GIVEN EXERCISE: Write out every line of the records below character for character, with no changes.

Listings of elements and their boxes:

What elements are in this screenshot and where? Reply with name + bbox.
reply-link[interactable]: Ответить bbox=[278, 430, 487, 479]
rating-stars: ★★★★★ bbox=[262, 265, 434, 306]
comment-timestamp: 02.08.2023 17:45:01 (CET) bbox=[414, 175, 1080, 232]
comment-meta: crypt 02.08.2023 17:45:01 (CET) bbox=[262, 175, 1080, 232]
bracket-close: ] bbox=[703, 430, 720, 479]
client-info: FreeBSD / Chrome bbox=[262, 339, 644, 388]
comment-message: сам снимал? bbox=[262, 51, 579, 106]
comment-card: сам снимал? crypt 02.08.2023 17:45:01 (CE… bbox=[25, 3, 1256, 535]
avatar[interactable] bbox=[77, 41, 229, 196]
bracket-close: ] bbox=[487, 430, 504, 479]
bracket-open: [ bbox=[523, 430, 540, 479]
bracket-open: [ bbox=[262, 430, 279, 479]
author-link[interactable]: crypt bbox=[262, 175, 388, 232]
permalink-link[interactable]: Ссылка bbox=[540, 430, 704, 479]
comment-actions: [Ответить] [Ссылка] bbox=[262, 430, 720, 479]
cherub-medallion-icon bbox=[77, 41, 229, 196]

COMPLETED EXERCISE:
What elements are in this screenshot and where? Reply with name + bbox.
reply-link[interactable]: Ответить bbox=[278, 430, 487, 479]
rating-stars: ★★★★★ bbox=[262, 265, 434, 306]
comment-timestamp: 02.08.2023 17:45:01 (CET) bbox=[414, 175, 1080, 232]
comment-meta: crypt 02.08.2023 17:45:01 (CET) bbox=[262, 175, 1080, 232]
bracket-close: ] bbox=[703, 430, 720, 479]
client-info: FreeBSD / Chrome bbox=[262, 339, 644, 388]
comment-message: сам снимал? bbox=[262, 51, 579, 106]
comment-card: сам снимал? crypt 02.08.2023 17:45:01 (CE… bbox=[25, 3, 1256, 535]
avatar[interactable] bbox=[77, 41, 229, 196]
bracket-close: ] bbox=[487, 430, 504, 479]
bracket-open: [ bbox=[523, 430, 540, 479]
bracket-open: [ bbox=[262, 430, 279, 479]
author-link[interactable]: crypt bbox=[262, 175, 388, 232]
permalink-link[interactable]: Ссылка bbox=[540, 430, 704, 479]
comment-actions: [Ответить] [Ссылка] bbox=[262, 430, 720, 479]
cherub-medallion-icon bbox=[77, 41, 229, 196]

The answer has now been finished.